▶ _What you have to do_
For each line below that contains the string "Hace", copy that line.

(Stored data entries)
##############################
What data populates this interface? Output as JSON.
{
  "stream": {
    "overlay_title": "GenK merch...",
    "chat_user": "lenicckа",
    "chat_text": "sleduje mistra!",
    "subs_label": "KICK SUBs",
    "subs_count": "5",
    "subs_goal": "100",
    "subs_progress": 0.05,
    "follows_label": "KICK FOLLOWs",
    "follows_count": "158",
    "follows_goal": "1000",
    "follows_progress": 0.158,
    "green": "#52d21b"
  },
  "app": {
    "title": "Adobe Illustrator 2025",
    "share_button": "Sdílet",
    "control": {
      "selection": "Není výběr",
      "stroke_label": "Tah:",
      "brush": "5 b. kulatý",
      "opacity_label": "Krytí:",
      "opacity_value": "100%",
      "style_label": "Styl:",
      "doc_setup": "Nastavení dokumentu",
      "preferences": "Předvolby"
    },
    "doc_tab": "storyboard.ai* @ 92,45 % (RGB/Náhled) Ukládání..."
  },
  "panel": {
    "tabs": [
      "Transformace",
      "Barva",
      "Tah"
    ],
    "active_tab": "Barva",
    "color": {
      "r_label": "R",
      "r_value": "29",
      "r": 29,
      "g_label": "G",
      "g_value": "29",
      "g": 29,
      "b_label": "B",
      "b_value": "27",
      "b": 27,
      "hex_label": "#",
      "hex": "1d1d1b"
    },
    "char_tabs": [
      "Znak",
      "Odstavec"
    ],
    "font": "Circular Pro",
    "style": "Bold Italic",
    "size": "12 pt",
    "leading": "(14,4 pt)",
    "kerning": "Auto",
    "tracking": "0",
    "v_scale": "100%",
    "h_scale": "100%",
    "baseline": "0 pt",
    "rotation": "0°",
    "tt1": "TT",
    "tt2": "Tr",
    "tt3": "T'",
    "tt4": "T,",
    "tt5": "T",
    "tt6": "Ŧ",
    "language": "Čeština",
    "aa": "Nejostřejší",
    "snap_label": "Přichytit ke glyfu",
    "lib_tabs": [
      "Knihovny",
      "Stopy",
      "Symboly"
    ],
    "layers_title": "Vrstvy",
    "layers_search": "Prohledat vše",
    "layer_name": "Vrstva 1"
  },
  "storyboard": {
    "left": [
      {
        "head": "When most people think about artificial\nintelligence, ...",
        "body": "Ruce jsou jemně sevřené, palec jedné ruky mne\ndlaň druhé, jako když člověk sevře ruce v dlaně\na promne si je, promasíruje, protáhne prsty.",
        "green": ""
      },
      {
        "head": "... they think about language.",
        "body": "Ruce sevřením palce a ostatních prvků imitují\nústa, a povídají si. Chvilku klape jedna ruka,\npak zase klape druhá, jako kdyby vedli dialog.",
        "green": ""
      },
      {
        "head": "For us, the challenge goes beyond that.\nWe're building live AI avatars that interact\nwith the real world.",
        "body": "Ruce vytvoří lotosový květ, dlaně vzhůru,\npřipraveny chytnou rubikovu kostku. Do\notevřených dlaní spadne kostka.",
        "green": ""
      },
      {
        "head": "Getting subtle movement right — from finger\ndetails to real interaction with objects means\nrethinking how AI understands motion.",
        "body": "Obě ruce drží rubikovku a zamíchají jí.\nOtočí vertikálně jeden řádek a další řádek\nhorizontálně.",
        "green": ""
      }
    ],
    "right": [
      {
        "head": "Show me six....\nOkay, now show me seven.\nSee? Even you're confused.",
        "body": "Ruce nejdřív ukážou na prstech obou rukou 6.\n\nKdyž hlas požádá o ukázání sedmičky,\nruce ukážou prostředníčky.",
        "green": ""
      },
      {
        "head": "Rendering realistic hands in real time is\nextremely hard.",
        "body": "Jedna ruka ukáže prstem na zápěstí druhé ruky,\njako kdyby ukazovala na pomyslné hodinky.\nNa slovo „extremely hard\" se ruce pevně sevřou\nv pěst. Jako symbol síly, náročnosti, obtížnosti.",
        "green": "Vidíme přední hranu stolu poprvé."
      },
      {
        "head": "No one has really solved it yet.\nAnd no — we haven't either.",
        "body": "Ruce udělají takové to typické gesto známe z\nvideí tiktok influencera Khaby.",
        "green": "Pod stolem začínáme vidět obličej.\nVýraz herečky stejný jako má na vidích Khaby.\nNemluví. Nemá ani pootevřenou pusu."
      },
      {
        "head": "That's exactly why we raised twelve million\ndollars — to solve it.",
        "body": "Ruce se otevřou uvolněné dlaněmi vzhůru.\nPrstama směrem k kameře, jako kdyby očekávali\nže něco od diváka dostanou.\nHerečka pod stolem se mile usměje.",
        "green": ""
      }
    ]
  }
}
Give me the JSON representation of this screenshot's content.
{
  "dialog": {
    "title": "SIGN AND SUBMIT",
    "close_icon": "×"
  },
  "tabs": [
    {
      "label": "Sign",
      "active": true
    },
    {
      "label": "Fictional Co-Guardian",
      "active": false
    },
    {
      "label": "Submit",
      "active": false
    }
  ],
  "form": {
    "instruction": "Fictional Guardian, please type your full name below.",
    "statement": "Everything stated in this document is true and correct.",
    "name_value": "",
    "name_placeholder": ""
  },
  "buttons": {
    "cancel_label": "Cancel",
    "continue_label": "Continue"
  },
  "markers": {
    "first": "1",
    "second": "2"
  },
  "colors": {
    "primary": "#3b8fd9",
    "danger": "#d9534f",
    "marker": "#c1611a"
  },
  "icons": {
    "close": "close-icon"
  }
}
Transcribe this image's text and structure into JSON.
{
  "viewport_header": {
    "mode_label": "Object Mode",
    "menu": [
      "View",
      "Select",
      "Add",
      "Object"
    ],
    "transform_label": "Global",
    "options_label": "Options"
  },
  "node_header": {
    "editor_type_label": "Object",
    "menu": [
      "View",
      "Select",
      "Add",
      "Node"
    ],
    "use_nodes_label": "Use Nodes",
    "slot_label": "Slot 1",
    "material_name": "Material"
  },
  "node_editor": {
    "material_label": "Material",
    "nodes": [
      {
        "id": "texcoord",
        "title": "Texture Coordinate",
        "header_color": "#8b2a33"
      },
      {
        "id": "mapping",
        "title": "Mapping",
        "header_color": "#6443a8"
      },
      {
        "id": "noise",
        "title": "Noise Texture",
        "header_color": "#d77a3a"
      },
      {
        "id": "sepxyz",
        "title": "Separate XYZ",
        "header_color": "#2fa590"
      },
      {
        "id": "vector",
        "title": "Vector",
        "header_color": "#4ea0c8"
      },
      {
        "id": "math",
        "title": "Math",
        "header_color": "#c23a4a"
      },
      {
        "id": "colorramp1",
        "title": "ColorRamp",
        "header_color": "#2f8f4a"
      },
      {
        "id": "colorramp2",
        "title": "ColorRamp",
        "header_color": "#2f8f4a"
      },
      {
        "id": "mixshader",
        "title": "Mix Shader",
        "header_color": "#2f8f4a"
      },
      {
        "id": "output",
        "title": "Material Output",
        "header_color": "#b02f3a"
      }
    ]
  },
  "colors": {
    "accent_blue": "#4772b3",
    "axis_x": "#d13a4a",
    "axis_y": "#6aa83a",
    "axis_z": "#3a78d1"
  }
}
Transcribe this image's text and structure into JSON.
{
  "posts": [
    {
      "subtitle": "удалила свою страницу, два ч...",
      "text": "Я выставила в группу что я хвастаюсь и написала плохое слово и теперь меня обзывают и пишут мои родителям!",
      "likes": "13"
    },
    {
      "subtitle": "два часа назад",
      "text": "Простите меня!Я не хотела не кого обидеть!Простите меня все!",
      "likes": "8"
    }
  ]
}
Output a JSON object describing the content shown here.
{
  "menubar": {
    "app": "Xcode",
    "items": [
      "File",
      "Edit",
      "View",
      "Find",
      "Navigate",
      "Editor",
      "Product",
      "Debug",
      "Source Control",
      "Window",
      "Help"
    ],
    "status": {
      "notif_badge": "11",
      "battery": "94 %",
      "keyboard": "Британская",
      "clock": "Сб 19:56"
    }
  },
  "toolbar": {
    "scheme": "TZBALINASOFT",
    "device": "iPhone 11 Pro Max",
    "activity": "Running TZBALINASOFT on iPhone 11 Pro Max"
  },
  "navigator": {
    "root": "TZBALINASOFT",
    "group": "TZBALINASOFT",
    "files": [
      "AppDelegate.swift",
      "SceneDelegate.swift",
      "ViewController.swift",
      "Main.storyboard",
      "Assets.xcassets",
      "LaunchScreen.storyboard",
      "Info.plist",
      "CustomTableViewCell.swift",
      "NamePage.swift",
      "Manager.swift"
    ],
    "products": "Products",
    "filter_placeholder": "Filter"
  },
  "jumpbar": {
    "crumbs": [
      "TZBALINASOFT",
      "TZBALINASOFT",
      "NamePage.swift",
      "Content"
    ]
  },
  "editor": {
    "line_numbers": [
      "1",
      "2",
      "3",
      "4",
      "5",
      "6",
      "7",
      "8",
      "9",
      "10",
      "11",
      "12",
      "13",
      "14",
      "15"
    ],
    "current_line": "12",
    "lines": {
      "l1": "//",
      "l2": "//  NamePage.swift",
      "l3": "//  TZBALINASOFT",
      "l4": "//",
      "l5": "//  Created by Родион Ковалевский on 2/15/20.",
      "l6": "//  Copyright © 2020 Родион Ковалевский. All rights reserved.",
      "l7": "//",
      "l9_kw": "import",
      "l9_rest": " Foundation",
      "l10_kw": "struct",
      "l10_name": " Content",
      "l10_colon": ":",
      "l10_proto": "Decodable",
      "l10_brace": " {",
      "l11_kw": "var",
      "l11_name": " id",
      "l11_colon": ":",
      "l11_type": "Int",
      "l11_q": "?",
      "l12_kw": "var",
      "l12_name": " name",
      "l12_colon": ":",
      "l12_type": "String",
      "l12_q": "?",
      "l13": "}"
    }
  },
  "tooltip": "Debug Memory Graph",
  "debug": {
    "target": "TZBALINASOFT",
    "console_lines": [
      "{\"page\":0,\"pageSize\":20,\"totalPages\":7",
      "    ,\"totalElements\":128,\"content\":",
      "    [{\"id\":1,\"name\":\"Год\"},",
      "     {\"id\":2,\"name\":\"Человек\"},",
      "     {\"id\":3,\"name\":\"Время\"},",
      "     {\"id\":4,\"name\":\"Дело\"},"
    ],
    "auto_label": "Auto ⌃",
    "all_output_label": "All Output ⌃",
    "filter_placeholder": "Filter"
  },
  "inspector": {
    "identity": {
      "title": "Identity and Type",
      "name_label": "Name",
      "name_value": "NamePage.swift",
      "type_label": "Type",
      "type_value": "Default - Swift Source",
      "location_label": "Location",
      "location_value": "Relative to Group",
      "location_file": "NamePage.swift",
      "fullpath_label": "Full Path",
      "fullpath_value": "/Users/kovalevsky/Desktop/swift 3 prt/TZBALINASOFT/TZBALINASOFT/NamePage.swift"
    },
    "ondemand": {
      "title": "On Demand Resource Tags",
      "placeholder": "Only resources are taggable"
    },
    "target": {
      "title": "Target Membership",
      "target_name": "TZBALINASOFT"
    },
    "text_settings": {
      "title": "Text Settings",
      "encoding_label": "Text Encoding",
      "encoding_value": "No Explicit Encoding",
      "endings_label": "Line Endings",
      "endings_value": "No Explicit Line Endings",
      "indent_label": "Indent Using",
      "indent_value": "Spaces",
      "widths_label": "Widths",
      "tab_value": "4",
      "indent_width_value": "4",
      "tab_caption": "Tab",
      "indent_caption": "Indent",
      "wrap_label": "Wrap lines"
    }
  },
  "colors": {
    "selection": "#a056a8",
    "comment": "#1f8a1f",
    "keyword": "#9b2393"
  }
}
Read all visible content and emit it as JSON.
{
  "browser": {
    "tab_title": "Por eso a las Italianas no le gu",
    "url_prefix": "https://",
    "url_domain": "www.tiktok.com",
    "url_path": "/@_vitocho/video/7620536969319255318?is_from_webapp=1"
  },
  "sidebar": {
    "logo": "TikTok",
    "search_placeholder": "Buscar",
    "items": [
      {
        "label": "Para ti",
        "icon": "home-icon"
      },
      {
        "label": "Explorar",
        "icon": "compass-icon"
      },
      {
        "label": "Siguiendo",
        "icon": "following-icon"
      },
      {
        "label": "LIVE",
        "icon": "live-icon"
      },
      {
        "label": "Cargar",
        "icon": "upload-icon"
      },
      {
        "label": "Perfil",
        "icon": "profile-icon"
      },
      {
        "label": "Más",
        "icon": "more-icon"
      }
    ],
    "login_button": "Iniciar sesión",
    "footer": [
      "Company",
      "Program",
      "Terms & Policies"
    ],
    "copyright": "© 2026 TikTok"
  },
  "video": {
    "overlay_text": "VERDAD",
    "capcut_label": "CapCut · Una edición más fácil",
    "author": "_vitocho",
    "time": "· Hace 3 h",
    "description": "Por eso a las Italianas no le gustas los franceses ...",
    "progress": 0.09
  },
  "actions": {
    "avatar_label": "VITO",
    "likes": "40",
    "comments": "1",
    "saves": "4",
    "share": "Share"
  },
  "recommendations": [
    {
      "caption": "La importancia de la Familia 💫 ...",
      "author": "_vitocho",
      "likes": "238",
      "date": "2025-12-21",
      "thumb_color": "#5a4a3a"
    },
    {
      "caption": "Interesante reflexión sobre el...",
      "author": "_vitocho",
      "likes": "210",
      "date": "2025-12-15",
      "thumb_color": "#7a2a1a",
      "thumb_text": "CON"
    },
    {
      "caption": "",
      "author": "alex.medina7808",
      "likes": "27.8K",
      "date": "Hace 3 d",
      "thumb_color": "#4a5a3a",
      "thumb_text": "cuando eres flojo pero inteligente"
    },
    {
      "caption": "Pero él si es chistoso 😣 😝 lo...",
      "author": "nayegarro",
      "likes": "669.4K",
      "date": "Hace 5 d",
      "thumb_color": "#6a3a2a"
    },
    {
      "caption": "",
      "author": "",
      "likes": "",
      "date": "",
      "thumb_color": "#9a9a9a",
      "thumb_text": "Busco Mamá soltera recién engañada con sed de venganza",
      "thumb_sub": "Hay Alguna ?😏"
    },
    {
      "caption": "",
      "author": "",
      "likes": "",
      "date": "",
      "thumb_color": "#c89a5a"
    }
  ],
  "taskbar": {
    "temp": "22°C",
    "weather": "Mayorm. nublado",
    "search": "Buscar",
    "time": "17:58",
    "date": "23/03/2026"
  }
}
##############################
▶ _Response for this exercise_
    "time": "· Hace 3 h",
      "date": "Hace 3 d",
      "date": "Hace 5 d",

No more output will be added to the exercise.